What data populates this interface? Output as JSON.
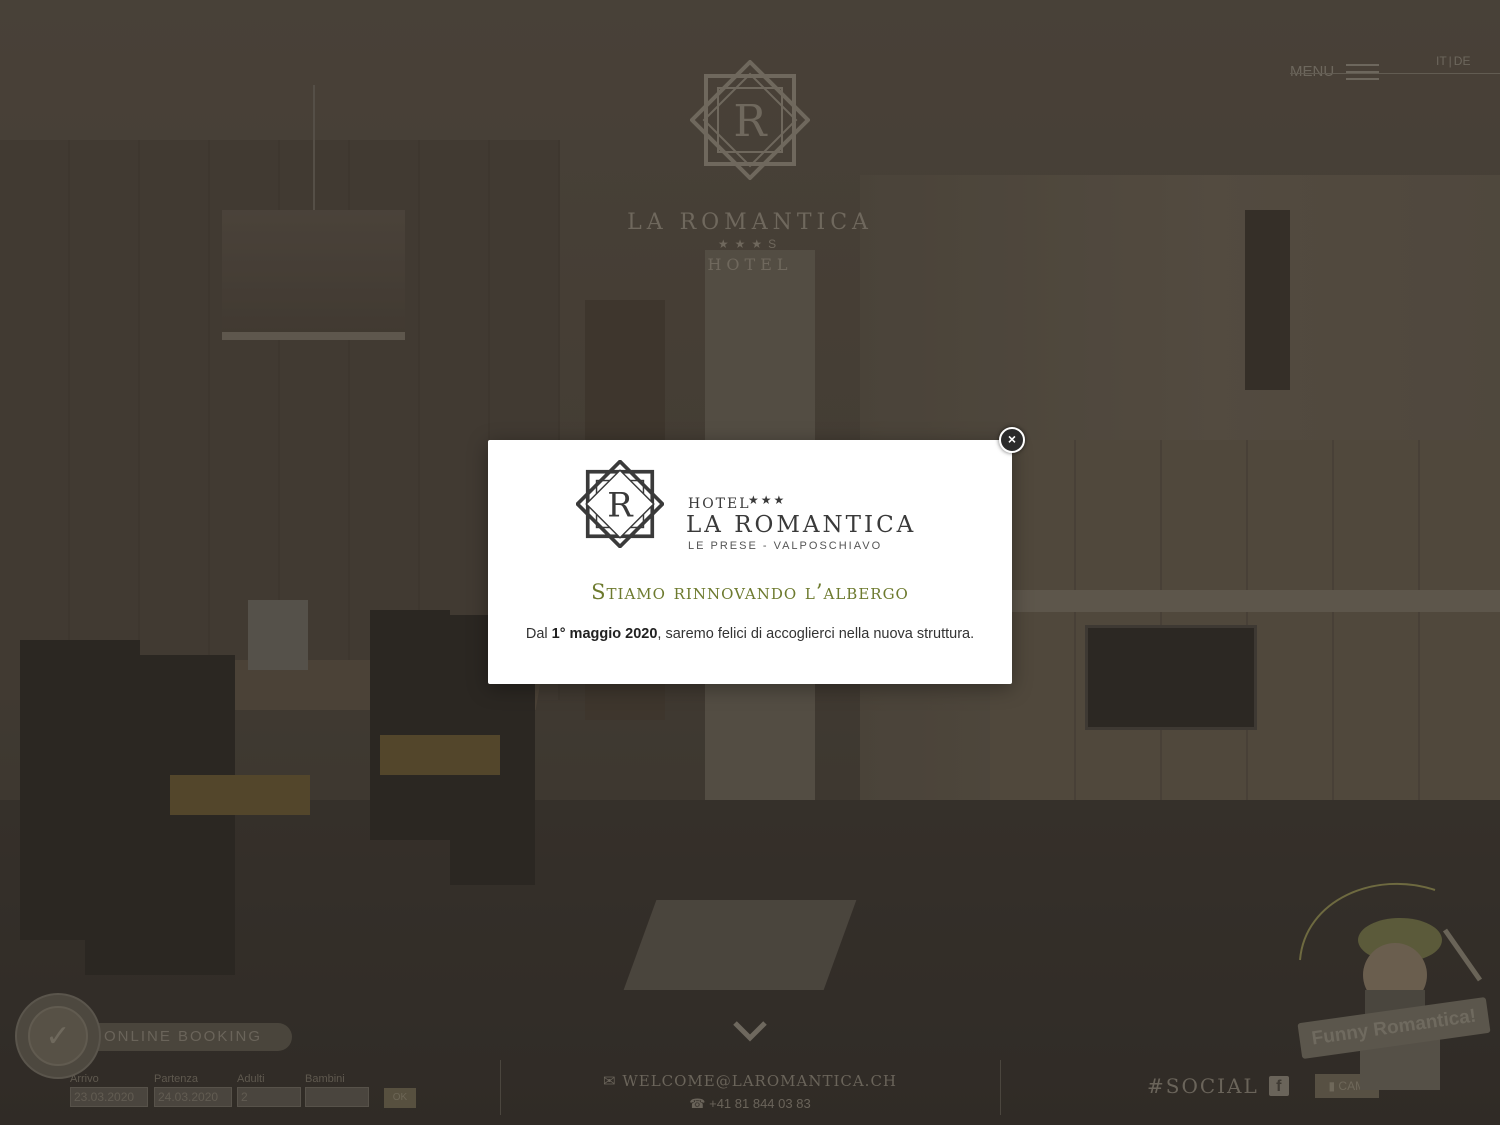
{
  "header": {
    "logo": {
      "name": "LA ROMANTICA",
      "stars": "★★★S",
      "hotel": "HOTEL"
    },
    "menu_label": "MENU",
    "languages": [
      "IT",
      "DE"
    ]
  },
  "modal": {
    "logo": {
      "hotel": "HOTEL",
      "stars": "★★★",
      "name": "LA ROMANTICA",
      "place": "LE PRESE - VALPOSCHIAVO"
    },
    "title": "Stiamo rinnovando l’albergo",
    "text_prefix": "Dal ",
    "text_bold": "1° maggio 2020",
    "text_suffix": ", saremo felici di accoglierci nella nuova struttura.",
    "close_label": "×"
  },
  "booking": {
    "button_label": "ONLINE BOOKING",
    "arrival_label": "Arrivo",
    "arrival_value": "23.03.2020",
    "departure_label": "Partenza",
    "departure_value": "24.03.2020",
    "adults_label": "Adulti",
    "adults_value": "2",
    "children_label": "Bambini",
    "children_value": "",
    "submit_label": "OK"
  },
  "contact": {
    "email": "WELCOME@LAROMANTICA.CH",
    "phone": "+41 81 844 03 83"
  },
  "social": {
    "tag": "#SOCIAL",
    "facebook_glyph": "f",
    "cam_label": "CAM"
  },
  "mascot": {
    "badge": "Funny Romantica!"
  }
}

WHAT IS NEEDED:
Write the lines above out again exactly, without any of their pictures.

SOLUTION TO THIS TASK:
What data populates this interface? Output as JSON.
{
  "header": {
    "logo": {
      "name": "LA ROMANTICA",
      "stars": "★★★S",
      "hotel": "HOTEL"
    },
    "menu_label": "MENU",
    "languages": [
      "IT",
      "DE"
    ]
  },
  "modal": {
    "logo": {
      "hotel": "HOTEL",
      "stars": "★★★",
      "name": "LA ROMANTICA",
      "place": "LE PRESE - VALPOSCHIAVO"
    },
    "title": "Stiamo rinnovando l’albergo",
    "text_prefix": "Dal ",
    "text_bold": "1° maggio 2020",
    "text_suffix": ", saremo felici di accoglierci nella nuova struttura.",
    "close_label": "×"
  },
  "booking": {
    "button_label": "ONLINE BOOKING",
    "arrival_label": "Arrivo",
    "arrival_value": "23.03.2020",
    "departure_label": "Partenza",
    "departure_value": "24.03.2020",
    "adults_label": "Adulti",
    "adults_value": "2",
    "children_label": "Bambini",
    "children_value": "",
    "submit_label": "OK"
  },
  "contact": {
    "email": "WELCOME@LAROMANTICA.CH",
    "phone": "+41 81 844 03 83"
  },
  "social": {
    "tag": "#SOCIAL",
    "facebook_glyph": "f",
    "cam_label": "CAM"
  },
  "mascot": {
    "badge": "Funny Romantica!"
  }
}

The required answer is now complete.